### Aim of the task
Echo the data verbatim, from its very first line through the line containing "filter-funnel-icon[interactable]: [106, 376, 114, 384]", including both ends.

Extracted data entries
######

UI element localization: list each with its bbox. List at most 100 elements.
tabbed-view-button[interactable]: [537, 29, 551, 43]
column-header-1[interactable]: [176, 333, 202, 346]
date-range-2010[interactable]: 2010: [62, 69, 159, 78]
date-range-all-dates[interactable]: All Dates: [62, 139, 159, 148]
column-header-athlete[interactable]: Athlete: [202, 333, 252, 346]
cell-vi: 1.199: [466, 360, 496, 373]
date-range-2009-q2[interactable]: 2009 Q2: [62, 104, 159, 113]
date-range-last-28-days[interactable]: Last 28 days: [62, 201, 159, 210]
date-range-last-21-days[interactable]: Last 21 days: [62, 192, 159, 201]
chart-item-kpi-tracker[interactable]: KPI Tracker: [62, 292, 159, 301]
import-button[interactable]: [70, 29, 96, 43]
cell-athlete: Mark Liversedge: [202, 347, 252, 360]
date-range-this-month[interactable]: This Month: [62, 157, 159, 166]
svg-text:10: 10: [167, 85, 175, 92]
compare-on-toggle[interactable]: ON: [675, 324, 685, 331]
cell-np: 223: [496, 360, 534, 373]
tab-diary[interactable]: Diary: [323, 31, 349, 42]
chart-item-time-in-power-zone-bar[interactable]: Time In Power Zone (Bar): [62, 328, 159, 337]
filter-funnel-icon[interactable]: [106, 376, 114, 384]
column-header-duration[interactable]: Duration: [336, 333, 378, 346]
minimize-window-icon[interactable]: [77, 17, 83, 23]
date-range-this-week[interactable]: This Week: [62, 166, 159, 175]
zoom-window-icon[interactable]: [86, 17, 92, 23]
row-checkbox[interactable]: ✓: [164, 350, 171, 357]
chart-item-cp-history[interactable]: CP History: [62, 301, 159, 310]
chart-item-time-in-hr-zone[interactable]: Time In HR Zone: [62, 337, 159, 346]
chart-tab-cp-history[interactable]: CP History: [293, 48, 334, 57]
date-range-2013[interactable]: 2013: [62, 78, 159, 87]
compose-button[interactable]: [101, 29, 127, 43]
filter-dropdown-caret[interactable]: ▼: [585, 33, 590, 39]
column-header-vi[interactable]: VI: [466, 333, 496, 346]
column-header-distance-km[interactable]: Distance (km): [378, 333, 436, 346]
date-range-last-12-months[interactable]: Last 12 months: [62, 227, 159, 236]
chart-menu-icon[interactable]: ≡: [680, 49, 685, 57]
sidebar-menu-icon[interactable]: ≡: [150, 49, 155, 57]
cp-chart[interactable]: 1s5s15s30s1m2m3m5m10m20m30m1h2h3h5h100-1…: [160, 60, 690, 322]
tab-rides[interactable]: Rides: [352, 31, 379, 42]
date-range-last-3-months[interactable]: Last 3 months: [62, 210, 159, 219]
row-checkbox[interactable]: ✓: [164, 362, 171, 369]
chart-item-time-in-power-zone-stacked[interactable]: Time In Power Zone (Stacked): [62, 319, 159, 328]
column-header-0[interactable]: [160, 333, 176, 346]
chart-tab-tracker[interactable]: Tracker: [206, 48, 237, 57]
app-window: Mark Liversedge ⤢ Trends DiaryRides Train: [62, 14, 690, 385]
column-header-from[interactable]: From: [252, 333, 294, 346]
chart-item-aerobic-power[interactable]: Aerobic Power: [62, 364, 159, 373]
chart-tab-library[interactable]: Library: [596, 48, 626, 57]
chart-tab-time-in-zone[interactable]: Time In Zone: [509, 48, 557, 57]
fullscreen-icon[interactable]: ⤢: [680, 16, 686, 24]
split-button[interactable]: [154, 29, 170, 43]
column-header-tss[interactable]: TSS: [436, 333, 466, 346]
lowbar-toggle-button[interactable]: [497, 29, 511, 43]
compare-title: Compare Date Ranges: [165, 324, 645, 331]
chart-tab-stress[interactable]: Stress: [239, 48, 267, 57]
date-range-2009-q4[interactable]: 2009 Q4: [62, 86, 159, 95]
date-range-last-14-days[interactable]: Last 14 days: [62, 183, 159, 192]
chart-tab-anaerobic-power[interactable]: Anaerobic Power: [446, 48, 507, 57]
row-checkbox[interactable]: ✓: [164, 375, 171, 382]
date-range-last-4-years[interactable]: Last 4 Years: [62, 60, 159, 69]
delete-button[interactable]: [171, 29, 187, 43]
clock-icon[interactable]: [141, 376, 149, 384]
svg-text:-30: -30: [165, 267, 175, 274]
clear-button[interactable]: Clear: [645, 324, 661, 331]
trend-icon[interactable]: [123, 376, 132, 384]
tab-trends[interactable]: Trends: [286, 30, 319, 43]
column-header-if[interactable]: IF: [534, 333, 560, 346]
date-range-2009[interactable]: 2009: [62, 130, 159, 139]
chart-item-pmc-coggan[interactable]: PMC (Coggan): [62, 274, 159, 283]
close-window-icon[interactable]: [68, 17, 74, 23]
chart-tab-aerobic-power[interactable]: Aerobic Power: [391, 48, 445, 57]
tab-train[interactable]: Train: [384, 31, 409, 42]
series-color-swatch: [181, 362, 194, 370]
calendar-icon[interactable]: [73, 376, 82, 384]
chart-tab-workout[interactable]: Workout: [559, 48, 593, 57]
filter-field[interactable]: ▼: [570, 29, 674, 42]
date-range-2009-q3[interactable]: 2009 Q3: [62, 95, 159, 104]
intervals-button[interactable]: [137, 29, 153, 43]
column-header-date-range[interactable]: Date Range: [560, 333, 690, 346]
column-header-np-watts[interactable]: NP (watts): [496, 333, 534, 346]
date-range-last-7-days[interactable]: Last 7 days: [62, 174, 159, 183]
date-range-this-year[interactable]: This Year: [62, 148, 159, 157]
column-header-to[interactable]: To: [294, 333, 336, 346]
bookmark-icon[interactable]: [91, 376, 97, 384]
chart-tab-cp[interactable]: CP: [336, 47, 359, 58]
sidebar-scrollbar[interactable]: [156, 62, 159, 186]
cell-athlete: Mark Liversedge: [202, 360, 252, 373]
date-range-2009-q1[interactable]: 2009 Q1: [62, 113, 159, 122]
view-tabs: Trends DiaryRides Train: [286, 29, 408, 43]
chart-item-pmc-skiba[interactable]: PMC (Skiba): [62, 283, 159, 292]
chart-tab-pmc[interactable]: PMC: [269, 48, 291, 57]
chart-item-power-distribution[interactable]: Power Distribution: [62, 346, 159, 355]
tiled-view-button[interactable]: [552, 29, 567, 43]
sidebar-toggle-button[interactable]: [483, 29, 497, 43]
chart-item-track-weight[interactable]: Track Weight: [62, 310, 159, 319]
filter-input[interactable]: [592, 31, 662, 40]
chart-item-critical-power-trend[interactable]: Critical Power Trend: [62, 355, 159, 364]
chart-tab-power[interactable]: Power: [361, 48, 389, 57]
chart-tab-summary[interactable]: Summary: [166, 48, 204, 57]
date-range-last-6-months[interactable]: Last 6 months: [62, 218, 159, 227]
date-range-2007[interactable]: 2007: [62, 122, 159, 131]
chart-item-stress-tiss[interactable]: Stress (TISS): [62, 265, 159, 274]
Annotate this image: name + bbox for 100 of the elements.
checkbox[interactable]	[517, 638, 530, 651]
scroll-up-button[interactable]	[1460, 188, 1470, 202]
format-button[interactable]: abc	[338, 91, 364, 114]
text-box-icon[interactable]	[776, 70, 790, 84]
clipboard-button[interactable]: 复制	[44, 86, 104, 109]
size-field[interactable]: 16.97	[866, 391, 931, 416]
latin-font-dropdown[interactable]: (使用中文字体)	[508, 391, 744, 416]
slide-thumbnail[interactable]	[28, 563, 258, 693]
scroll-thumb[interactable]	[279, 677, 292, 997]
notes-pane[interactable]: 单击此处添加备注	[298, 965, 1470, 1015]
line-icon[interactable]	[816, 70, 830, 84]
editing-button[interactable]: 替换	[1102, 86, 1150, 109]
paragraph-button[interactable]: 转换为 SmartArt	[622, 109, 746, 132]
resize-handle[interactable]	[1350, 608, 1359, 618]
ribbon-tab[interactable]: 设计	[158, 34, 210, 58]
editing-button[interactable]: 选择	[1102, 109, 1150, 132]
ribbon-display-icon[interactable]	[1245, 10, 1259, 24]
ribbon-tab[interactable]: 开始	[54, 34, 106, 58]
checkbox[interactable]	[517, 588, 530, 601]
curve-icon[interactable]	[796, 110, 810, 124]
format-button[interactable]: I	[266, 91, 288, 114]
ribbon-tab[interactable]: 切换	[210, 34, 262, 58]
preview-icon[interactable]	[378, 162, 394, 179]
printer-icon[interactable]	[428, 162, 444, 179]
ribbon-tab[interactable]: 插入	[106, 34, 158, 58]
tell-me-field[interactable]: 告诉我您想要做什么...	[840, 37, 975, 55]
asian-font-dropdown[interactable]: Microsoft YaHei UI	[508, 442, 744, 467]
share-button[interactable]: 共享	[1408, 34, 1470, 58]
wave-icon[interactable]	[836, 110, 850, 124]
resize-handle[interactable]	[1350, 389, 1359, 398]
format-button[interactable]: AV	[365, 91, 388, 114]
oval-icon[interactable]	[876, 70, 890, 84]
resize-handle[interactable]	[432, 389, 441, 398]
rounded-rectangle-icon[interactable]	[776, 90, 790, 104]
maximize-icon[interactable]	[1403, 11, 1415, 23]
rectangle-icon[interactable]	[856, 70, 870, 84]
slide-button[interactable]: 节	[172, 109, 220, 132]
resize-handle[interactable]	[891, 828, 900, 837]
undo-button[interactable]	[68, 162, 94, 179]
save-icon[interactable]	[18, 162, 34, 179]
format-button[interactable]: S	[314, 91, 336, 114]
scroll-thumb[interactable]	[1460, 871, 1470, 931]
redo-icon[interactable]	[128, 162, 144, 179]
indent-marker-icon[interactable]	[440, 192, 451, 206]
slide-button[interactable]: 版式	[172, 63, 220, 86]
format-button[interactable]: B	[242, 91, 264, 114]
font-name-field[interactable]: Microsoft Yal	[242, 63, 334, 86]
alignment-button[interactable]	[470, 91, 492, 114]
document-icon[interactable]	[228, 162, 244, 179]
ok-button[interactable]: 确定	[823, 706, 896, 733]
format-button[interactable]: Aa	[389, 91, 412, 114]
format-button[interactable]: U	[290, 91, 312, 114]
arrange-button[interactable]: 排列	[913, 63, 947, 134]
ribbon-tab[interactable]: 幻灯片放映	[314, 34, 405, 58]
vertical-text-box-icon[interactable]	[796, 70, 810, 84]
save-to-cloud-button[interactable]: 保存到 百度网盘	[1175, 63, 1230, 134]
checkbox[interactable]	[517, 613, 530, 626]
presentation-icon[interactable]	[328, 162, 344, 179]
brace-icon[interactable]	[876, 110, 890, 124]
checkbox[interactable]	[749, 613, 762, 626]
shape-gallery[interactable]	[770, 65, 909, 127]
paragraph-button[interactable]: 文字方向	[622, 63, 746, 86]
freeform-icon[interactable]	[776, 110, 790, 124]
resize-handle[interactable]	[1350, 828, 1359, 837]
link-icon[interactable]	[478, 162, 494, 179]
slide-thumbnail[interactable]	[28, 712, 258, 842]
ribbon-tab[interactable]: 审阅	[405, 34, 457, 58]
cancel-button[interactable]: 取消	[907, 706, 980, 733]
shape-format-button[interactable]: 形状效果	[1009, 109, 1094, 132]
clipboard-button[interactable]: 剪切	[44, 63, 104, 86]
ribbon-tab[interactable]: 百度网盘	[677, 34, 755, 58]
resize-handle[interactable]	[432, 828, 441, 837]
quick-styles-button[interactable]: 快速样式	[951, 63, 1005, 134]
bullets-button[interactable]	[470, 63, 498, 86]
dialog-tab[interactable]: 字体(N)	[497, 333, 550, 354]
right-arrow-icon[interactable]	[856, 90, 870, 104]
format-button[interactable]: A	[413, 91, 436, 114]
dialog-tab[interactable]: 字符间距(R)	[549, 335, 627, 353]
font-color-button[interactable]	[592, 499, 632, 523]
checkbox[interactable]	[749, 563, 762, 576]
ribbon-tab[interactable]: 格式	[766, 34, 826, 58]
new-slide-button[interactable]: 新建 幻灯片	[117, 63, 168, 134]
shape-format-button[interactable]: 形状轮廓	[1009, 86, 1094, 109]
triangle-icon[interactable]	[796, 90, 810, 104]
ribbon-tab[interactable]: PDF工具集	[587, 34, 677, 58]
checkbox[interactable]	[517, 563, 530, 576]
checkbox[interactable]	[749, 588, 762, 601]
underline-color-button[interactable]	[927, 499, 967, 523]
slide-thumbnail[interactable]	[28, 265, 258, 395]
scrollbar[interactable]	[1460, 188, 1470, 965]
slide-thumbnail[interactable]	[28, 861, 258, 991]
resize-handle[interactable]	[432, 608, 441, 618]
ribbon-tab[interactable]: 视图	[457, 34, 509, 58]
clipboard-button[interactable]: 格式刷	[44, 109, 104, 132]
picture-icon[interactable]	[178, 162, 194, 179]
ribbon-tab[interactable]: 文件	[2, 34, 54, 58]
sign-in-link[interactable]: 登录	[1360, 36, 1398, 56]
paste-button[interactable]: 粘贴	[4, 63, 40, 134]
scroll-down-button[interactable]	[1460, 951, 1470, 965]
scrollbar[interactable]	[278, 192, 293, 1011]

######

### Expected answer
UI element localization: list each with its bbox. List at most 100 elements.
tabbed-view-button[interactable]: [537, 29, 551, 43]
column-header-1[interactable]: [176, 333, 202, 346]
date-range-2010[interactable]: 2010: [62, 69, 159, 78]
date-range-all-dates[interactable]: All Dates: [62, 139, 159, 148]
column-header-athlete[interactable]: Athlete: [202, 333, 252, 346]
cell-vi: 1.199: [466, 360, 496, 373]
date-range-2009-q2[interactable]: 2009 Q2: [62, 104, 159, 113]
date-range-last-28-days[interactable]: Last 28 days: [62, 201, 159, 210]
date-range-last-21-days[interactable]: Last 21 days: [62, 192, 159, 201]
chart-item-kpi-tracker[interactable]: KPI Tracker: [62, 292, 159, 301]
import-button[interactable]: [70, 29, 96, 43]
cell-athlete: Mark Liversedge: [202, 347, 252, 360]
date-range-this-month[interactable]: This Month: [62, 157, 159, 166]
svg-text:10: 10: [167, 85, 175, 92]
compare-on-toggle[interactable]: ON: [675, 324, 685, 331]
cell-np: 223: [496, 360, 534, 373]
tab-diary[interactable]: Diary: [323, 31, 349, 42]
chart-item-time-in-power-zone-bar[interactable]: Time In Power Zone (Bar): [62, 328, 159, 337]
filter-funnel-icon[interactable]: [106, 376, 114, 384]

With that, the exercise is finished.